What you have to do: Would you extract the whole listing below and retype it exactly?
-------- Provided data --------
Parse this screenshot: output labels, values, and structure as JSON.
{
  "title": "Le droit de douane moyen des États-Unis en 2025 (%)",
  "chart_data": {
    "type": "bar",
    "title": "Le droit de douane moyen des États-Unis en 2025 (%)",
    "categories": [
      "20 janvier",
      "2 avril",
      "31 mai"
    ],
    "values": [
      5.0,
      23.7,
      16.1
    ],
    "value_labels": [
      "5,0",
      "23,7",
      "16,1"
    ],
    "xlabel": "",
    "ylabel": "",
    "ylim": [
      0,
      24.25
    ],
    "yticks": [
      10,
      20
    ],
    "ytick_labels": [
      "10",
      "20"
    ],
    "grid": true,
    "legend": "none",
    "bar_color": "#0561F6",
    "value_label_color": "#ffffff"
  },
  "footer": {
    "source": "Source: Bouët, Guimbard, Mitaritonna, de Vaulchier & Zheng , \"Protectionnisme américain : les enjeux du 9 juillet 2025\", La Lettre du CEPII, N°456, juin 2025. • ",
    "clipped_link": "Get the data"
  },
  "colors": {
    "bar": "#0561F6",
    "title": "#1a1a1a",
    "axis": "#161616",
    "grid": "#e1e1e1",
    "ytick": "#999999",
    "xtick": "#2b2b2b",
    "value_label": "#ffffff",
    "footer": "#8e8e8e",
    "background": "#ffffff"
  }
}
--------
Correct result:
Parse this screenshot: output labels, values, and structure as JSON.
{
  "title": "Le droit de douane moyen des États-Unis en 2025 (%)",
  "chart_data": {
    "type": "bar",
    "title": "Le droit de douane moyen des États-Unis en 2025 (%)",
    "categories": [
      "20 janvier",
      "2 avril",
      "31 mai"
    ],
    "values": [
      5.0,
      23.7,
      16.1
    ],
    "value_labels": [
      "5,0",
      "23,7",
      "16,1"
    ],
    "xlabel": "",
    "ylabel": "",
    "ylim": [
      0,
      24.25
    ],
    "yticks": [
      10,
      20
    ],
    "ytick_labels": [
      "10",
      "20"
    ],
    "grid": true,
    "legend": "none",
    "bar_color": "#0561F6",
    "value_label_color": "#ffffff"
  },
  "footer": {
    "source": "Source: Bouët, Guimbard, Mitaritonna, de Vaulchier & Zheng , \"Protectionnisme américain : les enjeux du 9 juillet 2025\", La Lettre du CEPII, N°456, juin 2025. • ",
    "clipped_link": "Get the data"
  },
  "colors": {
    "bar": "#0561F6",
    "title": "#1a1a1a",
    "axis": "#161616",
    "grid": "#e1e1e1",
    "ytick": "#999999",
    "xtick": "#2b2b2b",
    "value_label": "#ffffff",
    "footer": "#8e8e8e",
    "background": "#ffffff"
  }
}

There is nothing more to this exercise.